Task description
All of the data below must be repeated exactly.

--

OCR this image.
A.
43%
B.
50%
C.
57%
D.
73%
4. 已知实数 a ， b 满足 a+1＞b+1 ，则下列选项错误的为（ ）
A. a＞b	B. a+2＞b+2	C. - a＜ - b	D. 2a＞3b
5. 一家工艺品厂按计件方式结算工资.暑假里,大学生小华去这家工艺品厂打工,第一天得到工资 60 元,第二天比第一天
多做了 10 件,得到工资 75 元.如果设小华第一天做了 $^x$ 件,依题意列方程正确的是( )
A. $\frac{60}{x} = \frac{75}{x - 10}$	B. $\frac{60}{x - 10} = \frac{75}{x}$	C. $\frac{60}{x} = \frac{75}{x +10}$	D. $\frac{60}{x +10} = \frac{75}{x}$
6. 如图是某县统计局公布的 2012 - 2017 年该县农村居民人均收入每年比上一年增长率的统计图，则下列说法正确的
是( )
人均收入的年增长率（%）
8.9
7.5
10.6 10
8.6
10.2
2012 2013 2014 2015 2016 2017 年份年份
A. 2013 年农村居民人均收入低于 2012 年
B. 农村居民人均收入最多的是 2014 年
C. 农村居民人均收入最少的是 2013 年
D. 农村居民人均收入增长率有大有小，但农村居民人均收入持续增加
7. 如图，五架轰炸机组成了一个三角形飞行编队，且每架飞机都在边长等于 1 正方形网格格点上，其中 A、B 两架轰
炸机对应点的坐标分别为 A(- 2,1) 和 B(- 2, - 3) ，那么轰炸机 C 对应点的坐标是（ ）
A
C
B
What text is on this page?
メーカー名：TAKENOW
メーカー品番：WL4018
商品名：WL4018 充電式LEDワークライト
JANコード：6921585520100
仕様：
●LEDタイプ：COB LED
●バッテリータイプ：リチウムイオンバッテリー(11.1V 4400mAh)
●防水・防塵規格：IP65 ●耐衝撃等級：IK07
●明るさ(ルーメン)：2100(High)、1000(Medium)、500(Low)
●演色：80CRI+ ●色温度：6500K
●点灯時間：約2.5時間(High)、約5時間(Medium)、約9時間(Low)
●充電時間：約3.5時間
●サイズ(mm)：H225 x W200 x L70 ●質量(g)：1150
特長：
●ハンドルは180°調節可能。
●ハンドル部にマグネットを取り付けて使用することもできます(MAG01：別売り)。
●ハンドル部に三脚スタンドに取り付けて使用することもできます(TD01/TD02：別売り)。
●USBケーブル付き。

--

Written answer
OCR this image.
A.
43%
B.
50%
C.
57%
D.
73%
4. 已知实数 a ， b 满足 a+1＞b+1 ，则下列选项错误的为（ ）
A. a＞b	B. a+2＞b+2	C. - a＜ - b	D. 2a＞3b
5. 一家工艺品厂按计件方式结算工资.暑假里,大学生小华去这家工艺品厂打工,第一天得到工资 60 元,第二天比第一天
多做了 10 件,得到工资 75 元.如果设小华第一天做了 $^x$ 件,依题意列方程正确的是( )
A. $\frac{60}{x} = \frac{75}{x - 10}$	B. $\frac{60}{x - 10} = \frac{75}{x}$	C. $\frac{60}{x} = \frac{75}{x +10}$	D. $\frac{60}{x +10} = \frac{75}{x}$
6. 如图是某县统计局公布的 2012 - 2017 年该县农村居民人均收入每年比上一年增长率的统计图，则下列说法正确的
是( )
人均收入的年增长率（%）
8.9
7.5
10.6 10
8.6
10.2
2012 2013 2014 2015 2016 2017 年份年份
A. 2013 年农村居民人均收入低于 2012 年
B. 农村居民人均收入最多的是 2014 年
C. 农村居民人均收入最少的是 2013 年
D. 农村居民人均收入增长率有大有小，但农村居民人均收入持续增加
7. 如图，五架轰炸机组成了一个三角形飞行编队，且每架飞机都在边长等于 1 正方形网格格点上，其中 A、B 两架轰
炸机对应点的坐标分别为 A(- 2,1) 和 B(- 2, - 3) ，那么轰炸机 C 对应点的坐标是（ ）
A
C
B
What text is on this page?
メーカー名：TAKENOW
メーカー品番：WL4018
商品名：WL4018 充電式LEDワークライト
JANコード：6921585520100
仕様：
●LEDタイプ：COB LED
●バッテリータイプ：リチウムイオンバッテリー(11.1V 4400mAh)
●防水・防塵規格：IP65 ●耐衝撃等級：IK07
●明るさ(ルーメン)：2100(High)、1000(Medium)、500(Low)
●演色：80CRI+ ●色温度：6500K
●点灯時間：約2.5時間(High)、約5時間(Medium)、約9時間(Low)
●充電時間：約3.5時間
●サイズ(mm)：H225 x W200 x L70 ●質量(g)：1150
特長：
●ハンドルは180°調節可能。
●ハンドル部にマグネットを取り付けて使用することもできます(MAG01：別売り)。
●ハンドル部に三脚スタンドに取り付けて使用することもできます(TD01/TD02：別売り)。
●USBケーブル付き。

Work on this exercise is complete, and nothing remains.